> _Your tasks_
a: Transcribe the part of the Advent reflection that opens with the words containing "Advent provides a" and closes with "those with disabilities?".
b: In the Advent reflection, what gifts did the magi offer the child?
c: Decide whether each statement agrees with the Advent reflection. Answer yes or no, quoting the deciding words. (i) The magi are described as people who studied the stars. (ii) Parish cultures are said to usually shut others out on purpose. (iii) The parish is named St. Joseph.

> _Passage to read_
THE YEAR OF DISCIPLESHIP PART 4: WELCOMING THOSE WHO ARE DIFFERENT “When Jesus was born in Bethlehem of Judea, in the days of King Herod, behold, magi from the east arrived in Jerusalem, saying, ‘Where is the newborn king of the Jews? We saw his star at its rising and have come to do him homage’ … After their audience with the king they set out. And behold, the star that they had seen at its rising preceded them, until it came and stopped over the place where the child was. They were overjoyed at seeing the star, and on entering the house they saw the child with Mary his mother. They prostrated themselves and did him homage. Then they opened their treasures and offered him gifts of gold, frankincense, and myrrh” (Matthew 2:12, 911).

During the Advent season we prepare in a special way to welcome Christ, both in celebration of his coming 2000 years ago and in preparation for his coming at the end of time. As part of that preparation, we continue our reflection on the call as Christ’s disciples to welcome others. This week we reflect on the call to welcome those who are different from us, exemplified within the Christmas story by the magi.

Jewish society in ancient Palestine was very much a closed society, with strict social norms about how, when, and if law-abiding Jews could interact with non-Jews, or gentiles. Being faithful Jews, Mary and Joseph would have been wary of welcoming any gentiles into their home, much less these exotic strangers from a distant land. We do not know much about the magi, other than that they were “from the east” and that they studied the stars, and Joseph and Mary knew even less. Yet, welcome them they did. By God’s grace, perhaps discerning his mysterious plan, the Holy Family opened their door to the magi, and the magi responded to this welcome by doing the newborn Christ homage, offering him their unique gifts.

Within any parish, there is always a temptation to close ourselves off from others outside the parish. We develop our own parish culture and community, where everyone knows everyone else and everyone has the same set of expectations about liturgy, ministries, and parish activities. Over time this culture can become rigid, like a wall blocking others, especially those who are different, out. While this is rarely intentional, it can turn people seeking Christ away nonetheless.

Advent provides a good opportunity for us to examine our attitudes, as individuals and as a parish, and to ask ourselves how welcoming we are to those who are different. How welcoming are we to other parishes? How welcoming are we to strangers whom we do not know? How welcoming are we to those of different races, ethnicities, or social groups? How welcoming are we to those who are younger or older than ourselves with their own cultural differences? How welcoming are we to those with disabilities?

These are just some of the questions we need to ask ourselves this Advent as we strive to be more welcoming people and a more welcoming parish. Each of these groups and others, like the magi, bring special gifts to offer Christ in and through our parish, and only by welcoming them can those gifts serve the purposes for which God gave them. May we open ourselves to welcome all people here at St. Boniface and to share our unique gifts together in the service of Christ.

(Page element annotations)
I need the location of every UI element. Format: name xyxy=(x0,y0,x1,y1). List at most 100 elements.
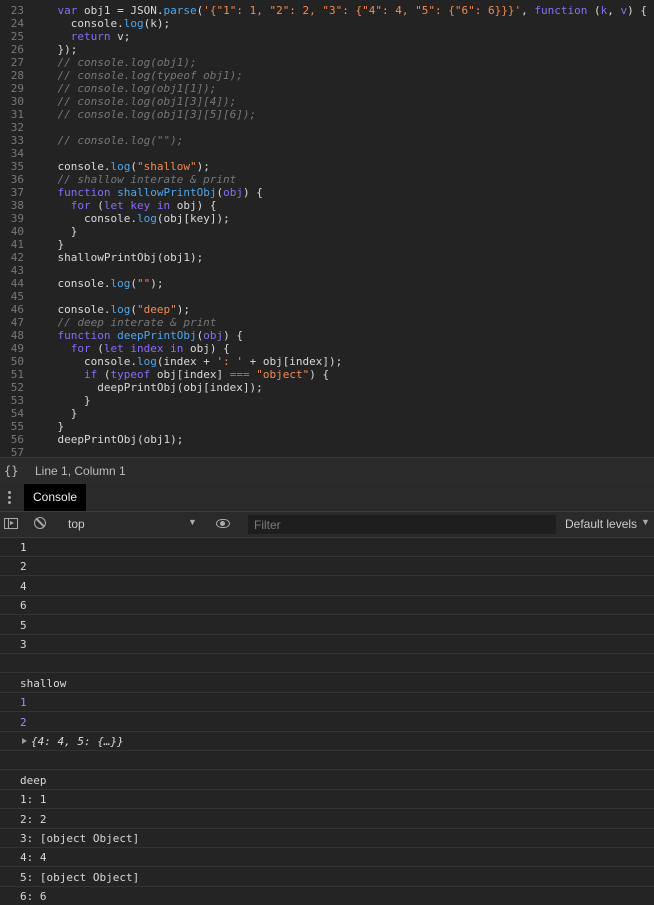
code-line[interactable]: 56 deepPrintObj(obj1); xyxy=(0,433,654,446)
expand-triangle-icon[interactable] xyxy=(22,738,27,744)
code-line[interactable]: 51 if (typeof obj[index] === "object") { xyxy=(0,368,654,381)
eye-icon[interactable] xyxy=(216,519,230,528)
code-line[interactable]: 48 function deepPrintObj(obj) { xyxy=(0,329,654,342)
pretty-print-braces-icon[interactable]: {} xyxy=(4,464,18,478)
console-message-text: shallow xyxy=(20,677,67,690)
code-line[interactable]: 47 // deep interate & print xyxy=(0,316,654,329)
code-line[interactable]: 35 console.log("shallow"); xyxy=(0,160,654,173)
console-message: 1 xyxy=(0,538,654,557)
code-line[interactable]: 26 }); xyxy=(0,43,654,56)
code-token: ( xyxy=(97,368,111,381)
line-number: 55 xyxy=(10,420,24,433)
code-line[interactable]: 43 xyxy=(0,264,654,277)
code-line[interactable]: 46 console.log("deep"); xyxy=(0,303,654,316)
code-line[interactable]: 41 } xyxy=(0,238,654,251)
code-line[interactable]: 42 shallowPrintObj(obj1); xyxy=(0,251,654,264)
code-token: obj) { xyxy=(183,342,230,355)
code-text: // console.log(obj1[1]); xyxy=(31,82,216,95)
line-number: 52 xyxy=(10,381,24,394)
chevron-down-icon[interactable]: ▼ xyxy=(188,517,197,527)
code-text: console.log(obj[key]); xyxy=(31,212,230,225)
sidebar-toggle-icon[interactable] xyxy=(4,518,18,529)
code-editor[interactable]: 23 var obj1 = JSON.parse ('{"1": 1, "2": … xyxy=(0,0,654,457)
code-line[interactable]: 29 // console.log(obj1[1]); xyxy=(0,82,654,95)
code-line[interactable]: 40 } xyxy=(0,225,654,238)
more-vertical-icon[interactable] xyxy=(8,491,11,506)
code-token: ); xyxy=(196,160,210,173)
code-line[interactable]: 53 } xyxy=(0,394,654,407)
code-text: console.log(index + ': ' + obj[index]); xyxy=(31,355,342,368)
line-number: 39 xyxy=(10,212,24,225)
code-line[interactable]: 52 deepPrintObj(obj[index]); xyxy=(0,381,654,394)
line-number: 27 xyxy=(10,56,24,69)
code-token: ( xyxy=(130,303,137,316)
code-line[interactable]: 55 } xyxy=(0,420,654,433)
line-number: 35 xyxy=(10,160,24,173)
console-object-entry[interactable]: {4: 4, 5: {…}} xyxy=(0,732,654,751)
code-text: } xyxy=(31,394,91,407)
code-token: // console.log(obj1[1]); xyxy=(31,82,217,95)
console-message: 5: [object Object] xyxy=(0,868,654,887)
code-line[interactable]: 50 console.log(index + ': ' + obj[index]… xyxy=(0,355,654,368)
line-number: 48 xyxy=(10,329,24,342)
code-token: console. xyxy=(31,212,137,225)
code-token: } xyxy=(31,238,65,251)
code-line[interactable]: 23 var obj1 = JSON.parse ('{"1": 1, "2": … xyxy=(0,4,654,17)
code-token: } xyxy=(31,407,78,420)
code-token: (obj[key]); xyxy=(156,212,230,225)
code-text: } xyxy=(31,225,78,238)
code-token: // console.log(obj1[3][5][6]); xyxy=(31,108,257,121)
code-line[interactable]: 33 // console.log(""); xyxy=(0,134,654,147)
code-line[interactable]: 54 } xyxy=(0,407,654,420)
code-token: v; xyxy=(110,30,131,43)
code-text: shallowPrintObj(obj1); xyxy=(31,251,203,264)
code-line[interactable]: 34 xyxy=(0,147,654,160)
filter-input[interactable] xyxy=(248,515,556,534)
code-token: shallowPrintObj xyxy=(117,186,217,199)
code-token: obj xyxy=(203,329,224,342)
tab-console[interactable]: Console xyxy=(24,484,87,511)
code-token: === xyxy=(229,368,250,381)
code-line[interactable]: 45 xyxy=(0,290,654,303)
code-text: // console.log(obj1[3][5][6]); xyxy=(31,108,256,121)
code-token: console. xyxy=(31,17,124,30)
code-text: // deep interate & print xyxy=(31,316,216,329)
console-toolbar: top ▼ Default levels ▼ xyxy=(0,512,654,538)
code-token: , xyxy=(521,4,535,17)
line-number: 54 xyxy=(10,407,24,420)
code-token: typeof xyxy=(110,368,151,381)
code-line[interactable]: 44 console.log(""); xyxy=(0,277,654,290)
console-message: 2: 2 xyxy=(0,810,654,829)
code-line[interactable]: 30 // console.log(obj1[3][4]); xyxy=(0,95,654,108)
code-token: "object" xyxy=(256,368,310,381)
code-line[interactable]: 27 // console.log(obj1); xyxy=(0,56,654,69)
chevron-down-icon[interactable]: ▼ xyxy=(641,517,650,527)
code-line[interactable]: 57 xyxy=(0,446,654,457)
console-message: 4: 4 xyxy=(0,848,654,867)
code-line[interactable]: 38 for (let key in obj) { xyxy=(0,199,654,212)
log-levels-dropdown[interactable]: Default levels xyxy=(565,517,637,531)
code-line[interactable]: 37 function shallowPrintObj(obj) { xyxy=(0,186,654,199)
code-token: deepPrintObj xyxy=(117,329,197,342)
code-line[interactable]: 39 console.log(obj[key]); xyxy=(0,212,654,225)
code-token: parse xyxy=(163,4,197,17)
code-line[interactable]: 31 // console.log(obj1[3][5][6]); xyxy=(0,108,654,121)
line-number: 51 xyxy=(10,368,24,381)
code-line[interactable]: 25 return v; xyxy=(0,30,654,43)
code-token: (k); xyxy=(143,17,171,30)
console-message xyxy=(0,654,654,673)
clear-console-icon[interactable] xyxy=(34,517,46,529)
code-token: "" xyxy=(136,277,151,290)
code-line[interactable]: 32 xyxy=(0,121,654,134)
code-line[interactable]: 36 // shallow interate & print xyxy=(0,173,654,186)
code-token: ( xyxy=(587,4,601,17)
code-token: log xyxy=(110,303,131,316)
console-message-text: 1: 1 xyxy=(20,793,47,806)
code-token: return xyxy=(70,30,111,43)
code-line[interactable]: 24 console.log(k); xyxy=(0,17,654,30)
context-selector[interactable]: top xyxy=(68,517,85,531)
code-token: ( xyxy=(130,160,137,173)
code-line[interactable]: 28 // console.log(typeof obj1); xyxy=(0,69,654,82)
code-line[interactable]: 49 for (let index in obj) { xyxy=(0,342,654,355)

> _Solution list_
a:
Advent provides a good opportunity for us to examine our attitudes, as individuals and as a parish, and to ask ourselves how welcoming we are to those who are different. How welcoming are we to other parishes? How welcoming are we to strangers whom we do not know? How welcoming are we to those of different races, ethnicities, or social groups? How welcoming are we to those who are younger or older than ourselves with their own cultural differences? How welcoming are we to those with disabilities?

b: Gold, frankincense, and myrrh.

c:
(i) Yes: "We do not know much about the magi, other than that they were “from the east” and that they studied the stars"
(ii) No: "While this is rarely intentional, it can turn people seeking Christ away nonetheless."
(iii) No: "May we open ourselves to welcome all people here at St. Boniface"